** Start DATASET **
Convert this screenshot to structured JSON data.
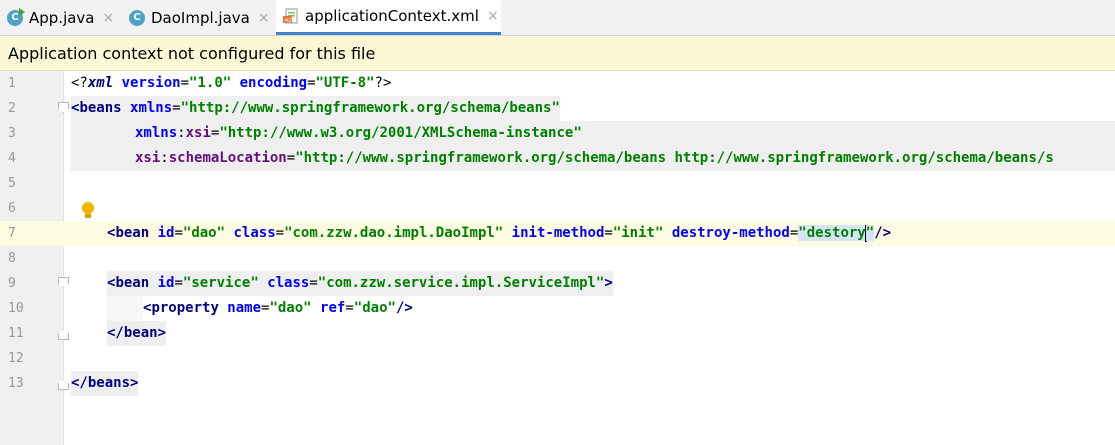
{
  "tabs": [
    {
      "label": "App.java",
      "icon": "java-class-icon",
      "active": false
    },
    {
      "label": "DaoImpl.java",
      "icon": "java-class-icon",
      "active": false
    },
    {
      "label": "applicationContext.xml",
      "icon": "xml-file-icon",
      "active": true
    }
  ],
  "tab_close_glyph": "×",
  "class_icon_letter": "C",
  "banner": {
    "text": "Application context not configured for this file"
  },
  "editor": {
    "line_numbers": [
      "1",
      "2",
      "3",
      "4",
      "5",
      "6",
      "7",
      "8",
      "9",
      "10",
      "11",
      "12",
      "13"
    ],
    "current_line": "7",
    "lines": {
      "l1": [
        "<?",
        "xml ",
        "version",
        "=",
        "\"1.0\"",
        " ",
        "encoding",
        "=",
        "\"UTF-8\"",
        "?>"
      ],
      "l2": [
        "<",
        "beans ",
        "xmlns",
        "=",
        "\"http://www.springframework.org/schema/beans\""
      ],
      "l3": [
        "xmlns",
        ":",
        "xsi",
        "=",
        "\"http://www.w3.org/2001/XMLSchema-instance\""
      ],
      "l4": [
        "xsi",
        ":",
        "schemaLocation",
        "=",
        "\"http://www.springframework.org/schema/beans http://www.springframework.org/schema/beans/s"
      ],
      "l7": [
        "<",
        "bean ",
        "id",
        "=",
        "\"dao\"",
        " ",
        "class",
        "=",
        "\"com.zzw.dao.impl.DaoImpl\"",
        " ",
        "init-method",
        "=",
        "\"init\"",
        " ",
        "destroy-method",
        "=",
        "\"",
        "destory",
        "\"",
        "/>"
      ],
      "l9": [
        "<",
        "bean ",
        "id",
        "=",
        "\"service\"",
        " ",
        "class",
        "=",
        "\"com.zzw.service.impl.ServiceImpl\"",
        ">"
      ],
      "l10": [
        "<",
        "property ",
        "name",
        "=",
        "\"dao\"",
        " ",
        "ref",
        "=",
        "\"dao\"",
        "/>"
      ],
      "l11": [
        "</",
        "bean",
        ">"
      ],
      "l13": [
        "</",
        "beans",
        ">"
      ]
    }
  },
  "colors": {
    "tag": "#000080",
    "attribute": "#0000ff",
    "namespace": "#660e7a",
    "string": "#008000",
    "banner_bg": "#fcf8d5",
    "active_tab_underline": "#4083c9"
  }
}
** End DATASET **
**TASK**
Without the pictures, print the whole listing exactly as given.

**EXPECTED ANSWER**
Convert this screenshot to structured JSON data.
{
  "tabs": [
    {
      "label": "App.java",
      "icon": "java-class-icon",
      "active": false
    },
    {
      "label": "DaoImpl.java",
      "icon": "java-class-icon",
      "active": false
    },
    {
      "label": "applicationContext.xml",
      "icon": "xml-file-icon",
      "active": true
    }
  ],
  "tab_close_glyph": "×",
  "class_icon_letter": "C",
  "banner": {
    "text": "Application context not configured for this file"
  },
  "editor": {
    "line_numbers": [
      "1",
      "2",
      "3",
      "4",
      "5",
      "6",
      "7",
      "8",
      "9",
      "10",
      "11",
      "12",
      "13"
    ],
    "current_line": "7",
    "lines": {
      "l1": [
        "<?",
        "xml ",
        "version",
        "=",
        "\"1.0\"",
        " ",
        "encoding",
        "=",
        "\"UTF-8\"",
        "?>"
      ],
      "l2": [
        "<",
        "beans ",
        "xmlns",
        "=",
        "\"http://www.springframework.org/schema/beans\""
      ],
      "l3": [
        "xmlns",
        ":",
        "xsi",
        "=",
        "\"http://www.w3.org/2001/XMLSchema-instance\""
      ],
      "l4": [
        "xsi",
        ":",
        "schemaLocation",
        "=",
        "\"http://www.springframework.org/schema/beans http://www.springframework.org/schema/beans/s"
      ],
      "l7": [
        "<",
        "bean ",
        "id",
        "=",
        "\"dao\"",
        " ",
        "class",
        "=",
        "\"com.zzw.dao.impl.DaoImpl\"",
        " ",
        "init-method",
        "=",
        "\"init\"",
        " ",
        "destroy-method",
        "=",
        "\"",
        "destory",
        "\"",
        "/>"
      ],
      "l9": [
        "<",
        "bean ",
        "id",
        "=",
        "\"service\"",
        " ",
        "class",
        "=",
        "\"com.zzw.service.impl.ServiceImpl\"",
        ">"
      ],
      "l10": [
        "<",
        "property ",
        "name",
        "=",
        "\"dao\"",
        " ",
        "ref",
        "=",
        "\"dao\"",
        "/>"
      ],
      "l11": [
        "</",
        "bean",
        ">"
      ],
      "l13": [
        "</",
        "beans",
        ">"
      ]
    }
  },
  "colors": {
    "tag": "#000080",
    "attribute": "#0000ff",
    "namespace": "#660e7a",
    "string": "#008000",
    "banner_bg": "#fcf8d5",
    "active_tab_underline": "#4083c9"
  }
}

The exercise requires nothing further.